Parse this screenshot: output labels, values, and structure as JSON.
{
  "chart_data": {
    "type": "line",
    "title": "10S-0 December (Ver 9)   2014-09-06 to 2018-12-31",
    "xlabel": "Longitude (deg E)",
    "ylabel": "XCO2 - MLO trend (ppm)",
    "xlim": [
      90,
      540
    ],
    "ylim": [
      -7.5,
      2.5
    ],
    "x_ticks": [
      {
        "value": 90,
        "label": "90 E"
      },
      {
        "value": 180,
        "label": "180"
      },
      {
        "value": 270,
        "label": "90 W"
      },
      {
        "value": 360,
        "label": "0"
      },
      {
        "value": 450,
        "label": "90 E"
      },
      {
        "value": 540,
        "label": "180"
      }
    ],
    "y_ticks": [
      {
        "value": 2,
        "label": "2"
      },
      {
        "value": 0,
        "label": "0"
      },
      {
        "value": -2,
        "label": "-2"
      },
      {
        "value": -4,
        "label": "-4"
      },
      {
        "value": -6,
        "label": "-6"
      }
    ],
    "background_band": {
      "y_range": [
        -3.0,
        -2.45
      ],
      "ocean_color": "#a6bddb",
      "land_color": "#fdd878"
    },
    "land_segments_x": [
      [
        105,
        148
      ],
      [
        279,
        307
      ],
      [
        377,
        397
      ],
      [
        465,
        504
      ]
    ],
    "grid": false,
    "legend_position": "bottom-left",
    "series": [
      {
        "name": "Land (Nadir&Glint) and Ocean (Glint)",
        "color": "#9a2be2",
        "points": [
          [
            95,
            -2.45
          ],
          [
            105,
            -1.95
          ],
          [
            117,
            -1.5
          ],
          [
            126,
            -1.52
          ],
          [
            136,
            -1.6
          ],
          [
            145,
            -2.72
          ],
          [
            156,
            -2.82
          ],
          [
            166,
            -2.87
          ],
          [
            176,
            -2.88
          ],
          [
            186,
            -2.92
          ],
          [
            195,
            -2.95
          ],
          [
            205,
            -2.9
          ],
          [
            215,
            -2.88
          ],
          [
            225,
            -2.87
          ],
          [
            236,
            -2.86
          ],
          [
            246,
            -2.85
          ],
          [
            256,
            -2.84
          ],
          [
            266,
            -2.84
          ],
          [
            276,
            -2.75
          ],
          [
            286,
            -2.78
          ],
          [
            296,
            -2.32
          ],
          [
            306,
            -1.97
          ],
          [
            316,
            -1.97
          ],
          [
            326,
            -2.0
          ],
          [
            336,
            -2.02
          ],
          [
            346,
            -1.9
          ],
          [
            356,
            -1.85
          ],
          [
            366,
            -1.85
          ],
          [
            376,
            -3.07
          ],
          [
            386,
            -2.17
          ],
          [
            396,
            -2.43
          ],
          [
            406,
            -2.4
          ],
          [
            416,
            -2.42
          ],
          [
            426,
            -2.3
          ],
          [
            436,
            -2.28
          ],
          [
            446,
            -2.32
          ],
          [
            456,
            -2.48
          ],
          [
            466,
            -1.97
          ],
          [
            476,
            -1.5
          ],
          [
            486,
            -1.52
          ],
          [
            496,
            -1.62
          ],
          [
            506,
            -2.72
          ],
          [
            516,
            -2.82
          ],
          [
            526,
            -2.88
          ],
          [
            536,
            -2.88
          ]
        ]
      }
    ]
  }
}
# # #
## WHAT NEEDS TO BE DONE
Repeat every record, exactly as written.

## CORRECT OUTPUT
Parse this screenshot: output labels, values, and structure as JSON.
{
  "chart_data": {
    "type": "line",
    "title": "10S-0 December (Ver 9)   2014-09-06 to 2018-12-31",
    "xlabel": "Longitude (deg E)",
    "ylabel": "XCO2 - MLO trend (ppm)",
    "xlim": [
      90,
      540
    ],
    "ylim": [
      -7.5,
      2.5
    ],
    "x_ticks": [
      {
        "value": 90,
        "label": "90 E"
      },
      {
        "value": 180,
        "label": "180"
      },
      {
        "value": 270,
        "label": "90 W"
      },
      {
        "value": 360,
        "label": "0"
      },
      {
        "value": 450,
        "label": "90 E"
      },
      {
        "value": 540,
        "label": "180"
      }
    ],
    "y_ticks": [
      {
        "value": 2,
        "label": "2"
      },
      {
        "value": 0,
        "label": "0"
      },
      {
        "value": -2,
        "label": "-2"
      },
      {
        "value": -4,
        "label": "-4"
      },
      {
        "value": -6,
        "label": "-6"
      }
    ],
    "background_band": {
      "y_range": [
        -3.0,
        -2.45
      ],
      "ocean_color": "#a6bddb",
      "land_color": "#fdd878"
    },
    "land_segments_x": [
      [
        105,
        148
      ],
      [
        279,
        307
      ],
      [
        377,
        397
      ],
      [
        465,
        504
      ]
    ],
    "grid": false,
    "legend_position": "bottom-left",
    "series": [
      {
        "name": "Land (Nadir&Glint) and Ocean (Glint)",
        "color": "#9a2be2",
        "points": [
          [
            95,
            -2.45
          ],
          [
            105,
            -1.95
          ],
          [
            117,
            -1.5
          ],
          [
            126,
            -1.52
          ],
          [
            136,
            -1.6
          ],
          [
            145,
            -2.72
          ],
          [
            156,
            -2.82
          ],
          [
            166,
            -2.87
          ],
          [
            176,
            -2.88
          ],
          [
            186,
            -2.92
          ],
          [
            195,
            -2.95
          ],
          [
            205,
            -2.9
          ],
          [
            215,
            -2.88
          ],
          [
            225,
            -2.87
          ],
          [
            236,
            -2.86
          ],
          [
            246,
            -2.85
          ],
          [
            256,
            -2.84
          ],
          [
            266,
            -2.84
          ],
          [
            276,
            -2.75
          ],
          [
            286,
            -2.78
          ],
          [
            296,
            -2.32
          ],
          [
            306,
            -1.97
          ],
          [
            316,
            -1.97
          ],
          [
            326,
            -2.0
          ],
          [
            336,
            -2.02
          ],
          [
            346,
            -1.9
          ],
          [
            356,
            -1.85
          ],
          [
            366,
            -1.85
          ],
          [
            376,
            -3.07
          ],
          [
            386,
            -2.17
          ],
          [
            396,
            -2.43
          ],
          [
            406,
            -2.4
          ],
          [
            416,
            -2.42
          ],
          [
            426,
            -2.3
          ],
          [
            436,
            -2.28
          ],
          [
            446,
            -2.32
          ],
          [
            456,
            -2.48
          ],
          [
            466,
            -1.97
          ],
          [
            476,
            -1.5
          ],
          [
            486,
            -1.52
          ],
          [
            496,
            -1.62
          ],
          [
            506,
            -2.72
          ],
          [
            516,
            -2.82
          ],
          [
            526,
            -2.88
          ],
          [
            536,
            -2.88
          ]
        ]
      }
    ]
  }
}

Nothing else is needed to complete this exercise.